- [Task instructions] Wherever the string "Elektrický" shows up in a line, count that line. Give the total alone.

- [Input rows]
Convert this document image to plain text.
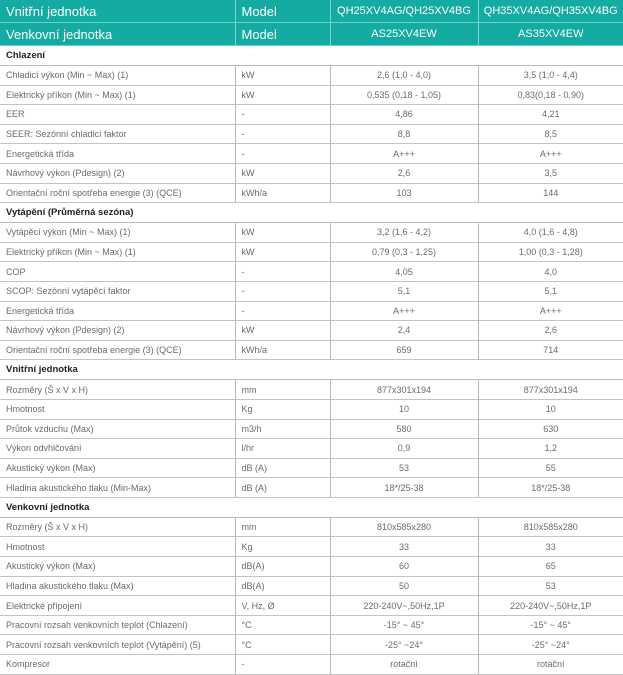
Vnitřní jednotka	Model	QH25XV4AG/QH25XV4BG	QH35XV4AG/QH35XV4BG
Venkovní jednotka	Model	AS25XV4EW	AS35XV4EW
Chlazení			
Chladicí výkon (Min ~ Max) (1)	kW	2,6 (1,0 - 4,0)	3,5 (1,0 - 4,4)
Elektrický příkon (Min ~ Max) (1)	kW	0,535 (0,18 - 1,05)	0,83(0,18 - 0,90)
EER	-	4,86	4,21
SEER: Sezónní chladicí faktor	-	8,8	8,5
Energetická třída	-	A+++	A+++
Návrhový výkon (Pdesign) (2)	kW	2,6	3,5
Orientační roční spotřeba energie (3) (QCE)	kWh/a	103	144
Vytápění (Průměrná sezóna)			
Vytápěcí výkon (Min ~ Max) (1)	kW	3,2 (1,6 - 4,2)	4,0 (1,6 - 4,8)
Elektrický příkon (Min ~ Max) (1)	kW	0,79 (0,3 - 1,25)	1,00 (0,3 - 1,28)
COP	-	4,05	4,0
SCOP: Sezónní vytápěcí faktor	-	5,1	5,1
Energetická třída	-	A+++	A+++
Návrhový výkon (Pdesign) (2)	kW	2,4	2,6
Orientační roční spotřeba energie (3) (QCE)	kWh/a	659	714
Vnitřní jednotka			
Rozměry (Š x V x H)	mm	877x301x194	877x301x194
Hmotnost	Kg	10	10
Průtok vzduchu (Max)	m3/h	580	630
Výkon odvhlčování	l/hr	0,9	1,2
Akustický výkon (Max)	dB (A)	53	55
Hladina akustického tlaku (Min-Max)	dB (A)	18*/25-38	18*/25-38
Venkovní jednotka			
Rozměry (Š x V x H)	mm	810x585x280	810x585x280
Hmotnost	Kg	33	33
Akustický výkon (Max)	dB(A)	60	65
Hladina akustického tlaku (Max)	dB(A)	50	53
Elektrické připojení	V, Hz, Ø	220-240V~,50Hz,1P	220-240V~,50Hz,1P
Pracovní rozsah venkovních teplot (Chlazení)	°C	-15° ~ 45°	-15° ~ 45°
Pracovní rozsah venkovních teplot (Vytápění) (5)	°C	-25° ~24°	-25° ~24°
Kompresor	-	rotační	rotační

---

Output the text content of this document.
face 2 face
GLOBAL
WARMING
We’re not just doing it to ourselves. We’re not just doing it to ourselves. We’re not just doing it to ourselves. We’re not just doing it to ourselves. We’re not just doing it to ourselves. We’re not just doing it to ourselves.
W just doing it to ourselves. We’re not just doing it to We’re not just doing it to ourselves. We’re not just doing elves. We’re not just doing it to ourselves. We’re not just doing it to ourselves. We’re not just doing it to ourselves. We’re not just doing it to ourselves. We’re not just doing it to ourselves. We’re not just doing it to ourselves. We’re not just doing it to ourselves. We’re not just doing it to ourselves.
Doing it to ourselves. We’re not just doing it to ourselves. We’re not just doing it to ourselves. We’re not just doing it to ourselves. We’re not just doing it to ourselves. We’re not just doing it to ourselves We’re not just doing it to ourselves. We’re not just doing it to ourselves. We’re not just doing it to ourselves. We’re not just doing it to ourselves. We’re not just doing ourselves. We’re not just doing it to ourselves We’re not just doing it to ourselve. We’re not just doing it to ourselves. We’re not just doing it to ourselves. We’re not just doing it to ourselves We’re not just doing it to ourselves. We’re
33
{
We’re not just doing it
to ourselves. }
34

- [Expected answer] 2